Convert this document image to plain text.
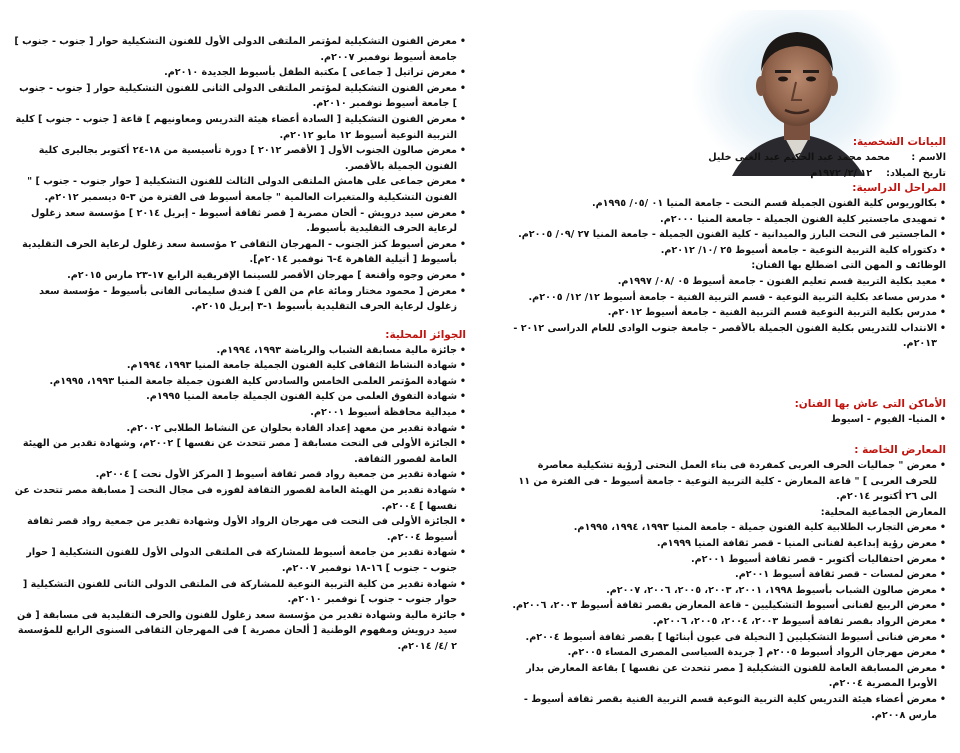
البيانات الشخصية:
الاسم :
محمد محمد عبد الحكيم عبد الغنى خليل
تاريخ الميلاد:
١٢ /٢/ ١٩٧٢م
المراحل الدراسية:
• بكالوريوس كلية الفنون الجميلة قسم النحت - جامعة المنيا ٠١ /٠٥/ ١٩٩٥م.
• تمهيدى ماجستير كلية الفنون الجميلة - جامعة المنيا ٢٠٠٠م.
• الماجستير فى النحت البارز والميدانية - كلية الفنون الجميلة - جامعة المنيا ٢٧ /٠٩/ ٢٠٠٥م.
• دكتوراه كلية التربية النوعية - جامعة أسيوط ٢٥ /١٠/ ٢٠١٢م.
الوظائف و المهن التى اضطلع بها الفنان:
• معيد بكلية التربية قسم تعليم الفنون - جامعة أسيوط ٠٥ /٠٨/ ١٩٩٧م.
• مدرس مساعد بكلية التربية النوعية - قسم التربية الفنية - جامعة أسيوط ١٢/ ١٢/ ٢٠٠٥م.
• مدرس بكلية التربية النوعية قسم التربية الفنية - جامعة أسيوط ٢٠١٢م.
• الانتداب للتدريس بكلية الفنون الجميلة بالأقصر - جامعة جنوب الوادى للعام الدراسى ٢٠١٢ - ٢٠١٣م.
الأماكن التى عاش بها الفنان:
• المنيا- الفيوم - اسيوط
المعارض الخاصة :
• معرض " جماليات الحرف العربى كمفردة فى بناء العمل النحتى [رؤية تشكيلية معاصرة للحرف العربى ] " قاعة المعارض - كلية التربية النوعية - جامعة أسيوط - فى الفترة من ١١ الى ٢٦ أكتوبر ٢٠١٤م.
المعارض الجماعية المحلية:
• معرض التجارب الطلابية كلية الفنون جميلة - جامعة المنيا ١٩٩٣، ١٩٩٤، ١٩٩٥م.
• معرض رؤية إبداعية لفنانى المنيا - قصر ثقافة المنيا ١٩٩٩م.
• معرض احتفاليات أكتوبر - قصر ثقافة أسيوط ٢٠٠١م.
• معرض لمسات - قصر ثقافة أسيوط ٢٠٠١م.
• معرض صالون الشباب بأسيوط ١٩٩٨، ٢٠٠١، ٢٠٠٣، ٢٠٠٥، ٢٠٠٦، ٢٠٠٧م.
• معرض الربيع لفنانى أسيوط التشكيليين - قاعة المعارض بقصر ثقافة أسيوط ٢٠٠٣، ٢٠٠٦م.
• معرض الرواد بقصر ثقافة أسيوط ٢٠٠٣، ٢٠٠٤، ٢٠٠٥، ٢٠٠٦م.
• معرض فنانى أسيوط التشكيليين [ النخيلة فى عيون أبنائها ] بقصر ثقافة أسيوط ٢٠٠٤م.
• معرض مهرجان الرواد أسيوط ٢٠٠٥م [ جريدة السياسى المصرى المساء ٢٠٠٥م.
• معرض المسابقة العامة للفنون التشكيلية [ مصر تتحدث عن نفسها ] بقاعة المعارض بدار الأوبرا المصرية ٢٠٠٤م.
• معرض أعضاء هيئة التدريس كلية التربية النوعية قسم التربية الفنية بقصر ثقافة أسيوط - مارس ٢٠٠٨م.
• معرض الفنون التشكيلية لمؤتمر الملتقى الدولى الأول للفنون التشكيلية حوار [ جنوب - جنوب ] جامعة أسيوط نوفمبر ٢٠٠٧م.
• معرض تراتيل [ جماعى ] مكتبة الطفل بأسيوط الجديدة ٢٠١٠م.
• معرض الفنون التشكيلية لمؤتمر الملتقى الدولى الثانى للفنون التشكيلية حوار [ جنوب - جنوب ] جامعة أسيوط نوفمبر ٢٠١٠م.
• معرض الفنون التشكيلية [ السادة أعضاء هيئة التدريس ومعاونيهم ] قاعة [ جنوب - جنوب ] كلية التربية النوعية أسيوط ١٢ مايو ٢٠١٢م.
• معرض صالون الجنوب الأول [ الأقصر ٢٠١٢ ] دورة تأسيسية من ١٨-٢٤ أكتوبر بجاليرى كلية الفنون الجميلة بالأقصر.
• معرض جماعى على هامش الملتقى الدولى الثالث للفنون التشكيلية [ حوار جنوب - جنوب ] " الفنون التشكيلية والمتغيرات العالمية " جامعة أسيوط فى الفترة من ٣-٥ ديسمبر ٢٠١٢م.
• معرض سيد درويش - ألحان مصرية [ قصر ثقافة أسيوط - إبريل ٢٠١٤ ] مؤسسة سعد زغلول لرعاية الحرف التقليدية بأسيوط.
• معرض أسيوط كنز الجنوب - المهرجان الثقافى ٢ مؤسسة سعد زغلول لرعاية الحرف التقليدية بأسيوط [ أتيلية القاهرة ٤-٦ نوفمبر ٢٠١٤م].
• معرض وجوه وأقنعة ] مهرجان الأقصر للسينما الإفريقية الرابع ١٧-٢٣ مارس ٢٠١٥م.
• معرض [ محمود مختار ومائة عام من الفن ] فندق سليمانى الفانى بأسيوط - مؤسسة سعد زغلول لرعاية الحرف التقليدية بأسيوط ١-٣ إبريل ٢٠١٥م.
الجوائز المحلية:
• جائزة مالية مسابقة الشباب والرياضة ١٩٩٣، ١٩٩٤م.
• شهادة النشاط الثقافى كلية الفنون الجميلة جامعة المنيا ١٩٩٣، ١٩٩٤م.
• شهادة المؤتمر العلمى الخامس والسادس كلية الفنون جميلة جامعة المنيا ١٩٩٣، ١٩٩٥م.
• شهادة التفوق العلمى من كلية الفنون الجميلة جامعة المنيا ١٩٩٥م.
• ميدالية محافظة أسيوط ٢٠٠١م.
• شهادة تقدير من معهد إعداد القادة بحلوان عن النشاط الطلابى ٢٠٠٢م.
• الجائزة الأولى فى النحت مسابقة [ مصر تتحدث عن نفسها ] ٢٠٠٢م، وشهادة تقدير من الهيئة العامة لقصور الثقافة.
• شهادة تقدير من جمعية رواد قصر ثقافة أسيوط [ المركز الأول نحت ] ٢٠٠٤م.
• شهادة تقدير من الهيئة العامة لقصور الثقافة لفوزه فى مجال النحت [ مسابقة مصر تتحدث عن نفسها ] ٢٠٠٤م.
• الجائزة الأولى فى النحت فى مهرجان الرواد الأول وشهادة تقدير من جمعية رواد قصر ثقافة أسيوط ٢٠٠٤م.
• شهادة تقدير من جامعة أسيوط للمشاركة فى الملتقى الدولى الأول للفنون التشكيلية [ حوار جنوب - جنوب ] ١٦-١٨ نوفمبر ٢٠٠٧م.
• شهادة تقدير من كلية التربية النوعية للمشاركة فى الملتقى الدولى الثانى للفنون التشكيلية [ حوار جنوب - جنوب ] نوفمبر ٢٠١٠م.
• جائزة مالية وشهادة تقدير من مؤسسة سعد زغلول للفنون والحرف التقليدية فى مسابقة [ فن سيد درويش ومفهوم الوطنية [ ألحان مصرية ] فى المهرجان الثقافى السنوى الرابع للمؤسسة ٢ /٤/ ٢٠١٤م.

== Required task ==
Ignore the images and quote every line of the listing exactly.

== Correct result ==
Convert this document image to plain text.
البيانات الشخصية:
الاسم :
محمد محمد عبد الحكيم عبد الغنى خليل
تاريخ الميلاد:
١٢ /٢/ ١٩٧٢م
المراحل الدراسية:
• بكالوريوس كلية الفنون الجميلة قسم النحت - جامعة المنيا ٠١ /٠٥/ ١٩٩٥م.
• تمهيدى ماجستير كلية الفنون الجميلة - جامعة المنيا ٢٠٠٠م.
• الماجستير فى النحت البارز والميدانية - كلية الفنون الجميلة - جامعة المنيا ٢٧ /٠٩/ ٢٠٠٥م.
• دكتوراه كلية التربية النوعية - جامعة أسيوط ٢٥ /١٠/ ٢٠١٢م.
الوظائف و المهن التى اضطلع بها الفنان:
• معيد بكلية التربية قسم تعليم الفنون - جامعة أسيوط ٠٥ /٠٨/ ١٩٩٧م.
• مدرس مساعد بكلية التربية النوعية - قسم التربية الفنية - جامعة أسيوط ١٢/ ١٢/ ٢٠٠٥م.
• مدرس بكلية التربية النوعية قسم التربية الفنية - جامعة أسيوط ٢٠١٢م.
• الانتداب للتدريس بكلية الفنون الجميلة بالأقصر - جامعة جنوب الوادى للعام الدراسى ٢٠١٢ - ٢٠١٣م.
الأماكن التى عاش بها الفنان:
• المنيا- الفيوم - اسيوط
المعارض الخاصة :
• معرض " جماليات الحرف العربى كمفردة فى بناء العمل النحتى [رؤية تشكيلية معاصرة للحرف العربى ] " قاعة المعارض - كلية التربية النوعية - جامعة أسيوط - فى الفترة من ١١ الى ٢٦ أكتوبر ٢٠١٤م.
المعارض الجماعية المحلية:
• معرض التجارب الطلابية كلية الفنون جميلة - جامعة المنيا ١٩٩٣، ١٩٩٤، ١٩٩٥م.
• معرض رؤية إبداعية لفنانى المنيا - قصر ثقافة المنيا ١٩٩٩م.
• معرض احتفاليات أكتوبر - قصر ثقافة أسيوط ٢٠٠١م.
• معرض لمسات - قصر ثقافة أسيوط ٢٠٠١م.
• معرض صالون الشباب بأسيوط ١٩٩٨، ٢٠٠١، ٢٠٠٣، ٢٠٠٥، ٢٠٠٦، ٢٠٠٧م.
• معرض الربيع لفنانى أسيوط التشكيليين - قاعة المعارض بقصر ثقافة أسيوط ٢٠٠٣، ٢٠٠٦م.
• معرض الرواد بقصر ثقافة أسيوط ٢٠٠٣، ٢٠٠٤، ٢٠٠٥، ٢٠٠٦م.
• معرض فنانى أسيوط التشكيليين [ النخيلة فى عيون أبنائها ] بقصر ثقافة أسيوط ٢٠٠٤م.
• معرض مهرجان الرواد أسيوط ٢٠٠٥م [ جريدة السياسى المصرى المساء ٢٠٠٥م.
• معرض المسابقة العامة للفنون التشكيلية [ مصر تتحدث عن نفسها ] بقاعة المعارض بدار الأوبرا المصرية ٢٠٠٤م.
• معرض أعضاء هيئة التدريس كلية التربية النوعية قسم التربية الفنية بقصر ثقافة أسيوط - مارس ٢٠٠٨م.
• معرض الفنون التشكيلية لمؤتمر الملتقى الدولى الأول للفنون التشكيلية حوار [ جنوب - جنوب ] جامعة أسيوط نوفمبر ٢٠٠٧م.
• معرض تراتيل [ جماعى ] مكتبة الطفل بأسيوط الجديدة ٢٠١٠م.
• معرض الفنون التشكيلية لمؤتمر الملتقى الدولى الثانى للفنون التشكيلية حوار [ جنوب - جنوب ] جامعة أسيوط نوفمبر ٢٠١٠م.
• معرض الفنون التشكيلية [ السادة أعضاء هيئة التدريس ومعاونيهم ] قاعة [ جنوب - جنوب ] كلية التربية النوعية أسيوط ١٢ مايو ٢٠١٢م.
• معرض صالون الجنوب الأول [ الأقصر ٢٠١٢ ] دورة تأسيسية من ١٨-٢٤ أكتوبر بجاليرى كلية الفنون الجميلة بالأقصر.
• معرض جماعى على هامش الملتقى الدولى الثالث للفنون التشكيلية [ حوار جنوب - جنوب ] " الفنون التشكيلية والمتغيرات العالمية " جامعة أسيوط فى الفترة من ٣-٥ ديسمبر ٢٠١٢م.
• معرض سيد درويش - ألحان مصرية [ قصر ثقافة أسيوط - إبريل ٢٠١٤ ] مؤسسة سعد زغلول لرعاية الحرف التقليدية بأسيوط.
• معرض أسيوط كنز الجنوب - المهرجان الثقافى ٢ مؤسسة سعد زغلول لرعاية الحرف التقليدية بأسيوط [ أتيلية القاهرة ٤-٦ نوفمبر ٢٠١٤م].
• معرض وجوه وأقنعة ] مهرجان الأقصر للسينما الإفريقية الرابع ١٧-٢٣ مارس ٢٠١٥م.
• معرض [ محمود مختار ومائة عام من الفن ] فندق سليمانى الفانى بأسيوط - مؤسسة سعد زغلول لرعاية الحرف التقليدية بأسيوط ١-٣ إبريل ٢٠١٥م.
الجوائز المحلية:
• جائزة مالية مسابقة الشباب والرياضة ١٩٩٣، ١٩٩٤م.
• شهادة النشاط الثقافى كلية الفنون الجميلة جامعة المنيا ١٩٩٣، ١٩٩٤م.
• شهادة المؤتمر العلمى الخامس والسادس كلية الفنون جميلة جامعة المنيا ١٩٩٣، ١٩٩٥م.
• شهادة التفوق العلمى من كلية الفنون الجميلة جامعة المنيا ١٩٩٥م.
• ميدالية محافظة أسيوط ٢٠٠١م.
• شهادة تقدير من معهد إعداد القادة بحلوان عن النشاط الطلابى ٢٠٠٢م.
• الجائزة الأولى فى النحت مسابقة [ مصر تتحدث عن نفسها ] ٢٠٠٢م، وشهادة تقدير من الهيئة العامة لقصور الثقافة.
• شهادة تقدير من جمعية رواد قصر ثقافة أسيوط [ المركز الأول نحت ] ٢٠٠٤م.
• شهادة تقدير من الهيئة العامة لقصور الثقافة لفوزه فى مجال النحت [ مسابقة مصر تتحدث عن نفسها ] ٢٠٠٤م.
• الجائزة الأولى فى النحت فى مهرجان الرواد الأول وشهادة تقدير من جمعية رواد قصر ثقافة أسيوط ٢٠٠٤م.
• شهادة تقدير من جامعة أسيوط للمشاركة فى الملتقى الدولى الأول للفنون التشكيلية [ حوار جنوب - جنوب ] ١٦-١٨ نوفمبر ٢٠٠٧م.
• شهادة تقدير من كلية التربية النوعية للمشاركة فى الملتقى الدولى الثانى للفنون التشكيلية [ حوار جنوب - جنوب ] نوفمبر ٢٠١٠م.
• جائزة مالية وشهادة تقدير من مؤسسة سعد زغلول للفنون والحرف التقليدية فى مسابقة [ فن سيد درويش ومفهوم الوطنية [ ألحان مصرية ] فى المهرجان الثقافى السنوى الرابع للمؤسسة ٢ /٤/ ٢٠١٤م.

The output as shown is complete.